Stored items:
###
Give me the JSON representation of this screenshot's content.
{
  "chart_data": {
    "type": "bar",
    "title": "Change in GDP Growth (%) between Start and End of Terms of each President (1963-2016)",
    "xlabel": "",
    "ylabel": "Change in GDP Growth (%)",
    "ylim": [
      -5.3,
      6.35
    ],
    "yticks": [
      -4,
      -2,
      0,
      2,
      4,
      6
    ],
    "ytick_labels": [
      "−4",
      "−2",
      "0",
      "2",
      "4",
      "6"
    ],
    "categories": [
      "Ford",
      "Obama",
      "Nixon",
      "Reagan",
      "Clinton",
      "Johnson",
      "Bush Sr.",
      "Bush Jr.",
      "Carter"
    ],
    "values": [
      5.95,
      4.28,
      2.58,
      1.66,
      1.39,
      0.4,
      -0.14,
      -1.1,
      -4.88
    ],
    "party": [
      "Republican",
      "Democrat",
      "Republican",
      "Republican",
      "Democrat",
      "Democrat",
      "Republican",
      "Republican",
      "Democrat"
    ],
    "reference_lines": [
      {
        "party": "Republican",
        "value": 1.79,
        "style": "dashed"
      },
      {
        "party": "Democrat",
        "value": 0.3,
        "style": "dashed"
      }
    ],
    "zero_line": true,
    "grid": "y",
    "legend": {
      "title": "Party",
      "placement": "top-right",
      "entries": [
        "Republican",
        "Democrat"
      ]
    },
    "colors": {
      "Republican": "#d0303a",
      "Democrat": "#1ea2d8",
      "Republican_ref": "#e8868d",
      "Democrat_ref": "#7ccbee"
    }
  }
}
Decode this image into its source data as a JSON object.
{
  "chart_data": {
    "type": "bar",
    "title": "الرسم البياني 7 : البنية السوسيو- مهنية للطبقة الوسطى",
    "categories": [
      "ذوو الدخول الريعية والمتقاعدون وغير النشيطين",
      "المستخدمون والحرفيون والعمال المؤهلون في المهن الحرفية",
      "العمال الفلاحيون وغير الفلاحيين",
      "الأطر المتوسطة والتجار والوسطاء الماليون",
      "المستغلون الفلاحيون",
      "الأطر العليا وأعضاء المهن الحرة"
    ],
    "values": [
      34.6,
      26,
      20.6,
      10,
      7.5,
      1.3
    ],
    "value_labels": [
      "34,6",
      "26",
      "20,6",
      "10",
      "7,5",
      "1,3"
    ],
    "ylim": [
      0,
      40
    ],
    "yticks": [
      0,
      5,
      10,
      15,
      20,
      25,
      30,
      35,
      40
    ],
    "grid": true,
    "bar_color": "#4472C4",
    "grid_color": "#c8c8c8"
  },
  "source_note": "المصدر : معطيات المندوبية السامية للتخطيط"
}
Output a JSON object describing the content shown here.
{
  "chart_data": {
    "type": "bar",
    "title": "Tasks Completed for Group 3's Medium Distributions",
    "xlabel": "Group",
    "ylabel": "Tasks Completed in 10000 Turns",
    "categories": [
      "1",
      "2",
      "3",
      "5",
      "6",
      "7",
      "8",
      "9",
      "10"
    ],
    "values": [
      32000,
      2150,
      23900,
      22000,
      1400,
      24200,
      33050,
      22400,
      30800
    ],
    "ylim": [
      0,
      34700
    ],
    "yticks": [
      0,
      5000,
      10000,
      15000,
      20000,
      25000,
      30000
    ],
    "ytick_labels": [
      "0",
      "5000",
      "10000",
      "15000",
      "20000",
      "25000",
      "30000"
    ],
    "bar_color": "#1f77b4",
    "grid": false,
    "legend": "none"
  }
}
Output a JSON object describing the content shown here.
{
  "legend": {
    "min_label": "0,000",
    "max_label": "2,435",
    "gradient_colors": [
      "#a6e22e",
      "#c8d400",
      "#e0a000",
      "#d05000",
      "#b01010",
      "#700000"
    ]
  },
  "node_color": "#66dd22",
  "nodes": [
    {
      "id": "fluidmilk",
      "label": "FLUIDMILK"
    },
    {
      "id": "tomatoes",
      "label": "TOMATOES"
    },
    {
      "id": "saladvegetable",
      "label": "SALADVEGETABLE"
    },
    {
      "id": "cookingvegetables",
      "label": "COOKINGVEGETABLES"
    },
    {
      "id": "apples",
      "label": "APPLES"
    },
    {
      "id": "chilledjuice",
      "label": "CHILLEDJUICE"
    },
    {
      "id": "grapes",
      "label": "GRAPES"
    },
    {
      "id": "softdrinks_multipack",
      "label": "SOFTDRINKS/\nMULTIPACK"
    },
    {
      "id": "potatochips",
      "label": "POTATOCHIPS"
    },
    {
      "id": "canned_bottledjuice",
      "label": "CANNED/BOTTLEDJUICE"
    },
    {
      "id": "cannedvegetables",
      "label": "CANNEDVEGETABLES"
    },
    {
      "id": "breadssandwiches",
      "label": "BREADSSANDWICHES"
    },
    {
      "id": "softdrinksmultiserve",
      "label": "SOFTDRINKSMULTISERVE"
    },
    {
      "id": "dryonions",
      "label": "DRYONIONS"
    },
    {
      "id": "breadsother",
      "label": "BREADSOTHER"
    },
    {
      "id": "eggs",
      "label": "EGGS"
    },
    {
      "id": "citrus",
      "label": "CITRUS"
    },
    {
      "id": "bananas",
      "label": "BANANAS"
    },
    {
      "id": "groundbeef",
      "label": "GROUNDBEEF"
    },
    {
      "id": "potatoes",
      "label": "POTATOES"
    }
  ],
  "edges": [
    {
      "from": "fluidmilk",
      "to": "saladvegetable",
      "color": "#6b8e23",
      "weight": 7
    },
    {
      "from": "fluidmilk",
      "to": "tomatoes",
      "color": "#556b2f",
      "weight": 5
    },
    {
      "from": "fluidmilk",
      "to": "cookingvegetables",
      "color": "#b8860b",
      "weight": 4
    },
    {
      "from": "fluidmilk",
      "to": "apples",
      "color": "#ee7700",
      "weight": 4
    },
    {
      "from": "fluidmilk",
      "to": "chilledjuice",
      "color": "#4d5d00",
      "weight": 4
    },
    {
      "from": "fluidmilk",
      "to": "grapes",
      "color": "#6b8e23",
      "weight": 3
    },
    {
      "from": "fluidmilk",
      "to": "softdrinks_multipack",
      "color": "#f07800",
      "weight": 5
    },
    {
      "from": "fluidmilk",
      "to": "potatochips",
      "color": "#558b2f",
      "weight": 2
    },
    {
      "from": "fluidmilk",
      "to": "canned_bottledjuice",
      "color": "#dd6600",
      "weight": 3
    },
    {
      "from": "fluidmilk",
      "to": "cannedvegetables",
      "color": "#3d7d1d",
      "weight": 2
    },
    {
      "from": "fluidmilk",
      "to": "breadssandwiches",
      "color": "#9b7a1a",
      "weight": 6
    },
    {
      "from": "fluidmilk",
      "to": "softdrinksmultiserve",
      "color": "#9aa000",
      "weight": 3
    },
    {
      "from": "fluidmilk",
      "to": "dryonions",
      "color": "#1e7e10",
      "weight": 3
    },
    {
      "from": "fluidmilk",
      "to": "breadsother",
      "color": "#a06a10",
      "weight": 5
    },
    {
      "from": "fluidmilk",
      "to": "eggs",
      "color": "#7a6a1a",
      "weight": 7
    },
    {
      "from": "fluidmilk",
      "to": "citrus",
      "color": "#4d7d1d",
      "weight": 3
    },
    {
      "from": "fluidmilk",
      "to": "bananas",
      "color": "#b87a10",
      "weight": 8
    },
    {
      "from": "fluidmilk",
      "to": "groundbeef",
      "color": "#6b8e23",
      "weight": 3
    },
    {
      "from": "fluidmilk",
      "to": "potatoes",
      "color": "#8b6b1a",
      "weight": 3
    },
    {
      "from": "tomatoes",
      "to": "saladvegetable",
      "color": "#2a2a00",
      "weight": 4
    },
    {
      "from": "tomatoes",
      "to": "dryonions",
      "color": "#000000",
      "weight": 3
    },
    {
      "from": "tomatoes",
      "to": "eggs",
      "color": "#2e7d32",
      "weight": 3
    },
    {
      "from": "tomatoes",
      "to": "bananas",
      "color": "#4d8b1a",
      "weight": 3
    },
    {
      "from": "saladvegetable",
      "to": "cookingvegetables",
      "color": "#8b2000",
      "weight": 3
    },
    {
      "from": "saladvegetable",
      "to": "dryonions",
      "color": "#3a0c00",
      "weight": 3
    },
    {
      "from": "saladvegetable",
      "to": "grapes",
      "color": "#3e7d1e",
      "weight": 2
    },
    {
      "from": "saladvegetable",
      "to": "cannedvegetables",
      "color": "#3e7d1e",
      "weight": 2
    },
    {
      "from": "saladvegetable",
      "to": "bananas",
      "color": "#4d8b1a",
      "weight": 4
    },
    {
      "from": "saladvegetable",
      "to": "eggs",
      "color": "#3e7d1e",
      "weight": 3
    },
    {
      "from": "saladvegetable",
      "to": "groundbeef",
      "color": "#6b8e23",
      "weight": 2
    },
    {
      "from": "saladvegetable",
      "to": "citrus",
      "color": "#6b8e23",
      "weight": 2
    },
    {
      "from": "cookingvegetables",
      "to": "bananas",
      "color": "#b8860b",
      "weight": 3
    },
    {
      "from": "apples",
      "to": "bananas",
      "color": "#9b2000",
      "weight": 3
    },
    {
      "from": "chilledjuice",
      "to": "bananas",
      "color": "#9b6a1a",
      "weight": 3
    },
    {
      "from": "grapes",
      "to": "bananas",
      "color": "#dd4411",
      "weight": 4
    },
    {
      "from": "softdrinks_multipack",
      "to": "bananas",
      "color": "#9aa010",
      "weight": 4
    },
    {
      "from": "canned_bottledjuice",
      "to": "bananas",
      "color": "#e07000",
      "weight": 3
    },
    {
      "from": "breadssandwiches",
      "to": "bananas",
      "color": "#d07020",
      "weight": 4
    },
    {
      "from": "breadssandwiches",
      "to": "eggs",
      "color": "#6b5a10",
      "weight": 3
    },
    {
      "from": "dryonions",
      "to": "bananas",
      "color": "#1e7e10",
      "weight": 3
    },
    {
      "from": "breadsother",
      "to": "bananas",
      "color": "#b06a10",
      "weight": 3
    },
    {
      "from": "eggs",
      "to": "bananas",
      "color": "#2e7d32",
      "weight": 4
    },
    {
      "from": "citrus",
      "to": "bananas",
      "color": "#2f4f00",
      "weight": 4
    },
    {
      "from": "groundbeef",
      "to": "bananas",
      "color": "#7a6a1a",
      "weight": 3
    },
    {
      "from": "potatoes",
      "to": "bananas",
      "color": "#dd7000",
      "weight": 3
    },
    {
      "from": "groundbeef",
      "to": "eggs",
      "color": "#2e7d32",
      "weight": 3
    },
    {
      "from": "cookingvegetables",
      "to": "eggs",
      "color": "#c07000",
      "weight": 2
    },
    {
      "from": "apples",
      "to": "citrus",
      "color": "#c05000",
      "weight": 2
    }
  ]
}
###
In the data above, tally the lines holding "Growth" and answer with the figure only.

=== Complete output ===
2